[Excerpt from a dataset]
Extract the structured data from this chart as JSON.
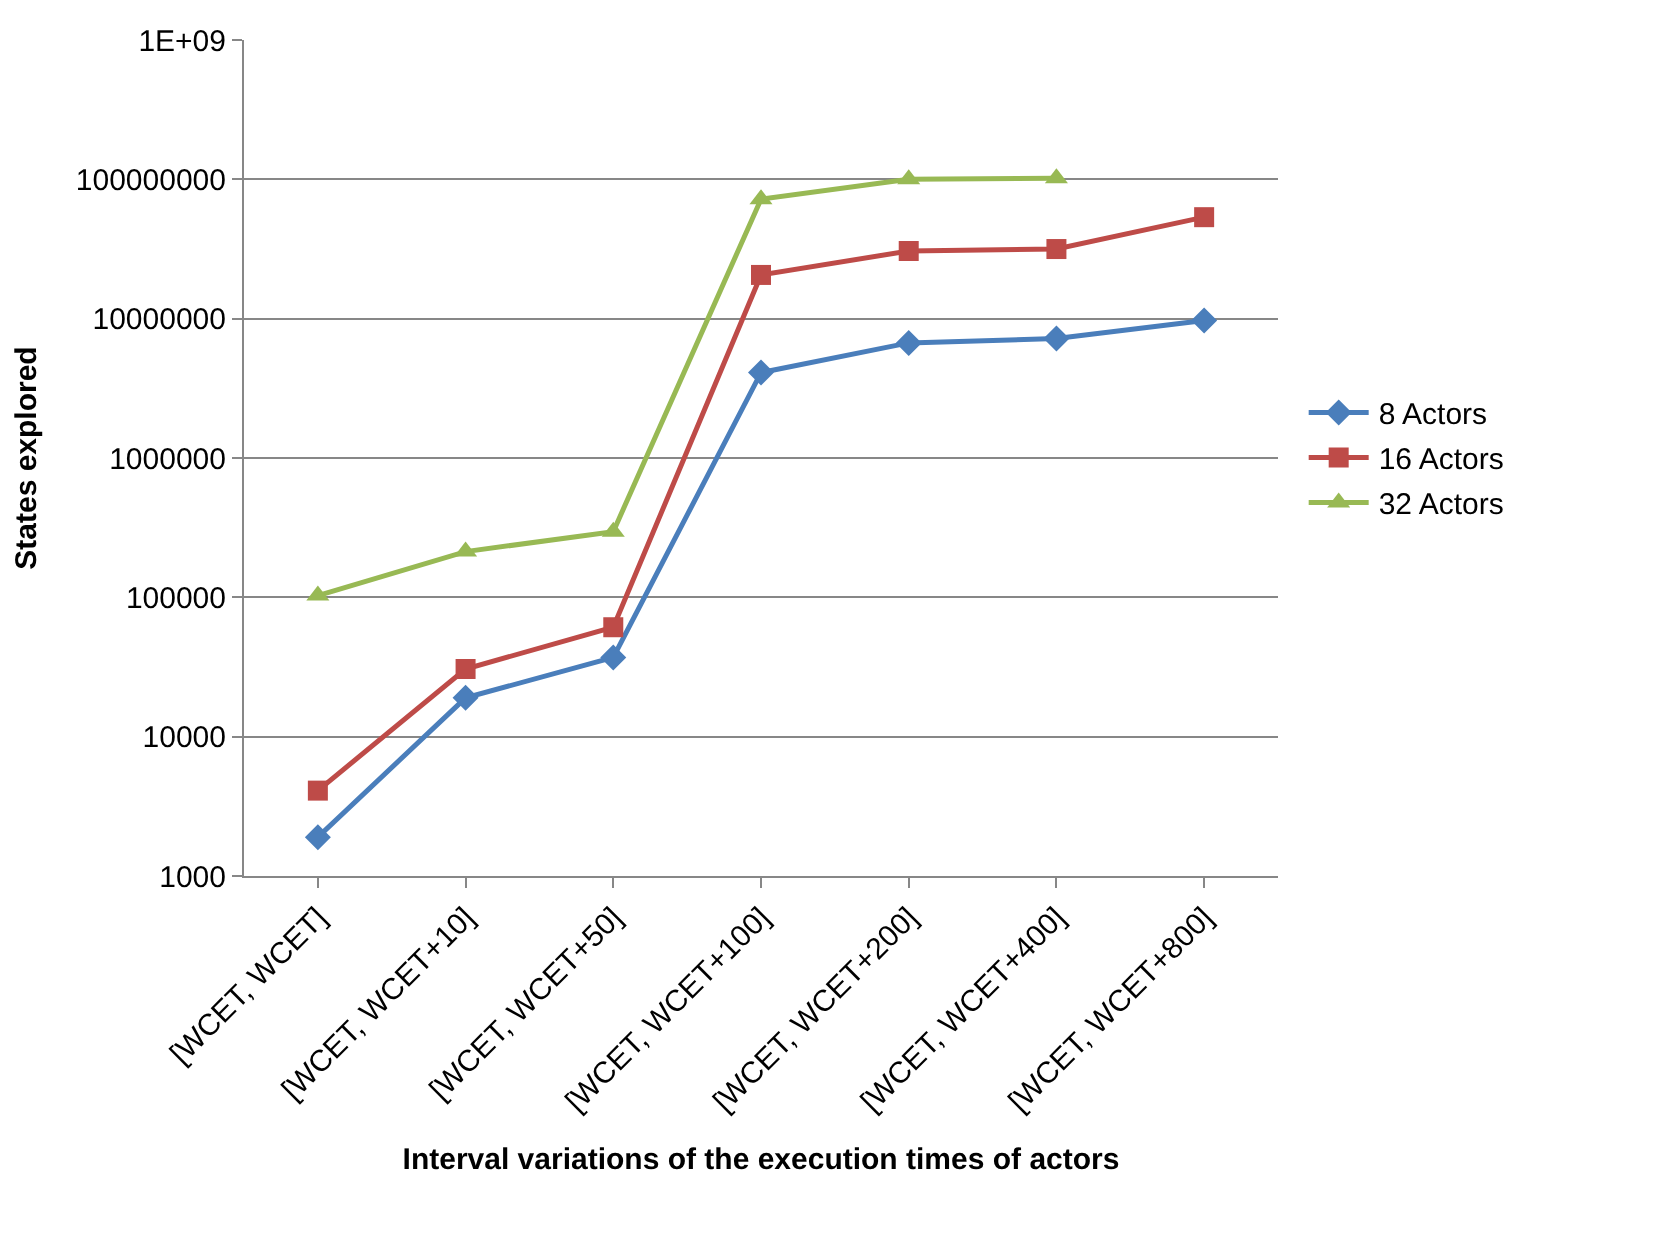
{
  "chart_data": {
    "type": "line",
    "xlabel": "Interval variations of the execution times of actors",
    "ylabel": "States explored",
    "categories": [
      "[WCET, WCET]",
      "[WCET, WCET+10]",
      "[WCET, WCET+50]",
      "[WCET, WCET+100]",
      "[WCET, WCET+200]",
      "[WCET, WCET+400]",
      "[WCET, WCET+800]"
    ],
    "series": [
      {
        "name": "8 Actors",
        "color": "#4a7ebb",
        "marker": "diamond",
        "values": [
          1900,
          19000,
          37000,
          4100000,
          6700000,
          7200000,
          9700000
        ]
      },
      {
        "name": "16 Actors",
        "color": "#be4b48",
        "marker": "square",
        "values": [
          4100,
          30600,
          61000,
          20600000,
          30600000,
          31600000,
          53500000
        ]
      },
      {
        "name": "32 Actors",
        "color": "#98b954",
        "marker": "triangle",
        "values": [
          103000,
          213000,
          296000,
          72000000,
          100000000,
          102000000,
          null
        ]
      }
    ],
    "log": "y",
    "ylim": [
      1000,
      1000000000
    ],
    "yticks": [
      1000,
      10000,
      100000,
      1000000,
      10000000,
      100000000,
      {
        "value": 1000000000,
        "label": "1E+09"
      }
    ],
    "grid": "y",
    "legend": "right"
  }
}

--

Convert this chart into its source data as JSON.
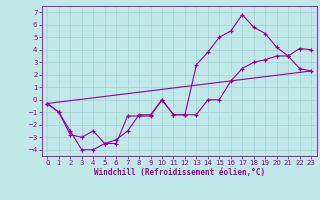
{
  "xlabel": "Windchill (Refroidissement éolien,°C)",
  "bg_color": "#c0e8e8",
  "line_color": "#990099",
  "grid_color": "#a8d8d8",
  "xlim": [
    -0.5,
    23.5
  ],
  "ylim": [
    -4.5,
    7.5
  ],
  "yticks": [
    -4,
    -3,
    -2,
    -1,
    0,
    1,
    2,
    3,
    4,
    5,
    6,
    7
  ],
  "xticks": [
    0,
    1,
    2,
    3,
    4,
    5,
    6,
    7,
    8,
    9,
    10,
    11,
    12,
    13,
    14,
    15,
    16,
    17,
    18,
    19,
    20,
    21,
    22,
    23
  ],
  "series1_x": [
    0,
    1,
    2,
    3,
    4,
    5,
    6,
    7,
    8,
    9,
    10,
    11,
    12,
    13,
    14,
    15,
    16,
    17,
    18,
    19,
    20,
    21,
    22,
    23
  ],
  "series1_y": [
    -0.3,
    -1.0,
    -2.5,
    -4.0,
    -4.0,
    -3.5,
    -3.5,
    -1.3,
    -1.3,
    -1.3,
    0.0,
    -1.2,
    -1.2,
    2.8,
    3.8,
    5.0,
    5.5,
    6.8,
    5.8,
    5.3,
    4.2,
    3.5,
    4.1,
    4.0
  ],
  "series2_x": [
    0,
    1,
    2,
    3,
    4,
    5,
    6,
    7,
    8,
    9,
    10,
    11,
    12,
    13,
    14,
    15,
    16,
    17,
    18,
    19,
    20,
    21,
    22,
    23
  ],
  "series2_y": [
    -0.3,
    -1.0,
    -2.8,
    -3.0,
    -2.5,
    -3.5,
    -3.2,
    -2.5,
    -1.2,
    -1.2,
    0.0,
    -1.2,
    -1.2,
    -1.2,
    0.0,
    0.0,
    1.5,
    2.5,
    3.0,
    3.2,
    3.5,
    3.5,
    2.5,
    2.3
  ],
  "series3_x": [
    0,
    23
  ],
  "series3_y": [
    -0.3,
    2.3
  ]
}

§ GOAL: Each line in the listing above that contains "name" should be copied.

§ SOLUTION FOR THIS EXERCISE:
        "name": "8 Actors",
        "name": "16 Actors",
        "name": "32 Actors",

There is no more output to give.